Given exercise :: Across the material below, how many lines contain the word "Temperature"? Give only the number.

Provided material ::
··········

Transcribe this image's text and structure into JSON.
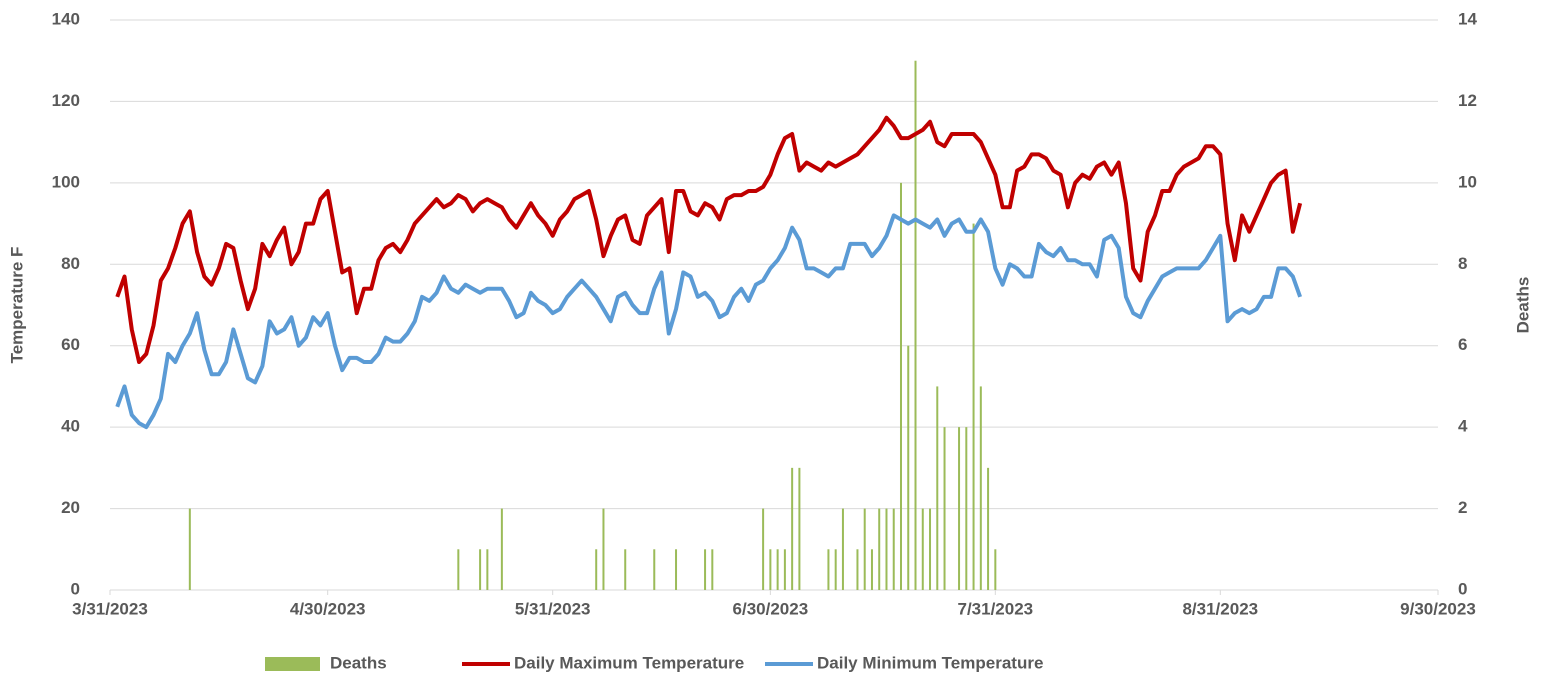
{
  "chart_data": {
    "type": "line",
    "y_label": "Temperature F",
    "y2_label": "Deaths",
    "x": [
      "4/1/2023",
      "4/2/2023",
      "4/3/2023",
      "4/4/2023",
      "4/5/2023",
      "4/6/2023",
      "4/7/2023",
      "4/8/2023",
      "4/9/2023",
      "4/10/2023",
      "4/11/2023",
      "4/12/2023",
      "4/13/2023",
      "4/14/2023",
      "4/15/2023",
      "4/16/2023",
      "4/17/2023",
      "4/18/2023",
      "4/19/2023",
      "4/20/2023",
      "4/21/2023",
      "4/22/2023",
      "4/23/2023",
      "4/24/2023",
      "4/25/2023",
      "4/26/2023",
      "4/27/2023",
      "4/28/2023",
      "4/29/2023",
      "4/30/2023",
      "5/1/2023",
      "5/2/2023",
      "5/3/2023",
      "5/4/2023",
      "5/5/2023",
      "5/6/2023",
      "5/7/2023",
      "5/8/2023",
      "5/9/2023",
      "5/10/2023",
      "5/11/2023",
      "5/12/2023",
      "5/13/2023",
      "5/14/2023",
      "5/15/2023",
      "5/16/2023",
      "5/17/2023",
      "5/18/2023",
      "5/19/2023",
      "5/20/2023",
      "5/21/2023",
      "5/22/2023",
      "5/23/2023",
      "5/24/2023",
      "5/25/2023",
      "5/26/2023",
      "5/27/2023",
      "5/28/2023",
      "5/29/2023",
      "5/30/2023",
      "5/31/2023",
      "6/1/2023",
      "6/2/2023",
      "6/3/2023",
      "6/4/2023",
      "6/5/2023",
      "6/6/2023",
      "6/7/2023",
      "6/8/2023",
      "6/9/2023",
      "6/10/2023",
      "6/11/2023",
      "6/12/2023",
      "6/13/2023",
      "6/14/2023",
      "6/15/2023",
      "6/16/2023",
      "6/17/2023",
      "6/18/2023",
      "6/19/2023",
      "6/20/2023",
      "6/21/2023",
      "6/22/2023",
      "6/23/2023",
      "6/24/2023",
      "6/25/2023",
      "6/26/2023",
      "6/27/2023",
      "6/28/2023",
      "6/29/2023",
      "6/30/2023",
      "7/1/2023",
      "7/2/2023",
      "7/3/2023",
      "7/4/2023",
      "7/5/2023",
      "7/6/2023",
      "7/7/2023",
      "7/8/2023",
      "7/9/2023",
      "7/10/2023",
      "7/11/2023",
      "7/12/2023",
      "7/13/2023",
      "7/14/2023",
      "7/15/2023",
      "7/16/2023",
      "7/17/2023",
      "7/18/2023",
      "7/19/2023",
      "7/20/2023",
      "7/21/2023",
      "7/22/2023",
      "7/23/2023",
      "7/24/2023",
      "7/25/2023",
      "7/26/2023",
      "7/27/2023",
      "7/28/2023",
      "7/29/2023",
      "7/30/2023",
      "7/31/2023",
      "8/1/2023",
      "8/2/2023",
      "8/3/2023",
      "8/4/2023",
      "8/5/2023",
      "8/6/2023",
      "8/7/2023",
      "8/8/2023",
      "8/9/2023",
      "8/10/2023",
      "8/11/2023",
      "8/12/2023",
      "8/13/2023",
      "8/14/2023",
      "8/15/2023",
      "8/16/2023",
      "8/17/2023",
      "8/18/2023",
      "8/19/2023",
      "8/20/2023",
      "8/21/2023",
      "8/22/2023",
      "8/23/2023",
      "8/24/2023",
      "8/25/2023",
      "8/26/2023",
      "8/27/2023",
      "8/28/2023",
      "8/29/2023",
      "8/30/2023",
      "8/31/2023",
      "9/1/2023",
      "9/2/2023",
      "9/3/2023",
      "9/4/2023",
      "9/5/2023",
      "9/6/2023",
      "9/7/2023",
      "9/8/2023",
      "9/9/2023",
      "9/10/2023",
      "9/11/2023"
    ],
    "series": [
      {
        "name": "Deaths",
        "type": "bar",
        "axis": "y2",
        "color": "#9bbb59",
        "values": [
          0,
          0,
          0,
          0,
          0,
          0,
          0,
          0,
          0,
          0,
          2,
          0,
          0,
          0,
          0,
          0,
          0,
          0,
          0,
          0,
          0,
          0,
          0,
          0,
          0,
          0,
          0,
          0,
          0,
          0,
          0,
          0,
          0,
          0,
          0,
          0,
          0,
          0,
          0,
          0,
          0,
          0,
          0,
          0,
          0,
          0,
          0,
          1,
          0,
          0,
          1,
          1,
          0,
          2,
          0,
          0,
          0,
          0,
          0,
          0,
          0,
          0,
          0,
          0,
          0,
          0,
          1,
          2,
          0,
          0,
          1,
          0,
          0,
          0,
          1,
          0,
          0,
          1,
          0,
          0,
          0,
          1,
          1,
          0,
          0,
          0,
          0,
          0,
          0,
          2,
          1,
          1,
          1,
          3,
          3,
          0,
          0,
          0,
          1,
          1,
          2,
          0,
          1,
          2,
          1,
          2,
          2,
          2,
          10,
          6,
          13,
          2,
          2,
          5,
          4,
          0,
          4,
          4,
          9,
          5,
          3,
          1,
          0,
          0,
          0,
          0,
          0,
          0,
          0,
          0,
          0,
          0,
          0,
          0,
          0,
          0,
          0,
          0,
          0,
          0,
          0,
          0,
          0,
          0,
          0,
          0,
          0,
          0,
          0,
          0,
          0,
          0,
          0,
          0,
          0,
          0,
          0,
          0,
          0,
          0,
          0,
          0,
          0,
          0
        ]
      },
      {
        "name": "Daily Maximum Temperature",
        "type": "line",
        "color": "#c00000",
        "values": [
          72,
          77,
          64,
          56,
          58,
          65,
          76,
          79,
          84,
          90,
          93,
          83,
          77,
          75,
          79,
          85,
          84,
          76,
          69,
          74,
          85,
          82,
          86,
          89,
          80,
          83,
          90,
          90,
          96,
          98,
          88,
          78,
          79,
          68,
          74,
          74,
          81,
          84,
          85,
          83,
          86,
          90,
          92,
          94,
          96,
          94,
          95,
          97,
          96,
          93,
          95,
          96,
          95,
          94,
          91,
          89,
          92,
          95,
          92,
          90,
          87,
          91,
          93,
          96,
          97,
          98,
          91,
          82,
          87,
          91,
          92,
          86,
          85,
          92,
          94,
          96,
          83,
          98,
          98,
          93,
          92,
          95,
          94,
          91,
          96,
          97,
          97,
          98,
          98,
          99,
          102,
          107,
          111,
          112,
          103,
          105,
          104,
          103,
          105,
          104,
          105,
          106,
          107,
          109,
          111,
          113,
          116,
          114,
          111,
          111,
          112,
          113,
          115,
          110,
          109,
          112,
          112,
          112,
          112,
          110,
          106,
          102,
          94,
          94,
          103,
          104,
          107,
          107,
          106,
          103,
          102,
          94,
          100,
          102,
          101,
          104,
          105,
          102,
          105,
          95,
          79,
          76,
          88,
          92,
          98,
          98,
          102,
          104,
          105,
          106,
          109,
          109,
          107,
          90,
          81,
          92,
          88,
          92,
          96,
          100,
          102,
          103,
          88,
          95
        ]
      },
      {
        "name": "Daily Minimum Temperature",
        "type": "line",
        "color": "#5b9bd5",
        "values": [
          45,
          50,
          43,
          41,
          40,
          43,
          47,
          58,
          56,
          60,
          63,
          68,
          59,
          53,
          53,
          56,
          64,
          58,
          52,
          51,
          55,
          66,
          63,
          64,
          67,
          60,
          62,
          67,
          65,
          68,
          60,
          54,
          57,
          57,
          56,
          56,
          58,
          62,
          61,
          61,
          63,
          66,
          72,
          71,
          73,
          77,
          74,
          73,
          75,
          74,
          73,
          74,
          74,
          74,
          71,
          67,
          68,
          73,
          71,
          70,
          68,
          69,
          72,
          74,
          76,
          74,
          72,
          69,
          66,
          72,
          73,
          70,
          68,
          68,
          74,
          78,
          63,
          69,
          78,
          77,
          72,
          73,
          71,
          67,
          68,
          72,
          74,
          71,
          75,
          76,
          79,
          81,
          84,
          89,
          86,
          79,
          79,
          78,
          77,
          79,
          79,
          85,
          85,
          85,
          82,
          84,
          87,
          92,
          91,
          90,
          91,
          90,
          89,
          91,
          87,
          90,
          91,
          88,
          88,
          91,
          88,
          79,
          75,
          80,
          79,
          77,
          77,
          85,
          83,
          82,
          84,
          81,
          81,
          80,
          80,
          77,
          86,
          87,
          84,
          72,
          68,
          67,
          71,
          74,
          77,
          78,
          79,
          79,
          79,
          79,
          81,
          84,
          87,
          66,
          68,
          69,
          68,
          69,
          72,
          72,
          79,
          79,
          77,
          72
        ]
      }
    ],
    "xlim": [
      "3/31/2023",
      "9/30/2023"
    ],
    "xticks": [
      "3/31/2023",
      "4/30/2023",
      "5/31/2023",
      "6/30/2023",
      "7/31/2023",
      "8/31/2023",
      "9/30/2023"
    ],
    "ylim": [
      0,
      140
    ],
    "yticks": [
      0,
      20,
      40,
      60,
      80,
      100,
      120,
      140
    ],
    "y2lim": [
      0,
      14
    ],
    "y2ticks": [
      0,
      2,
      4,
      6,
      8,
      10,
      12,
      14
    ],
    "grid": true,
    "legend": "bottom"
  }
}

··········

Answer in full :: 3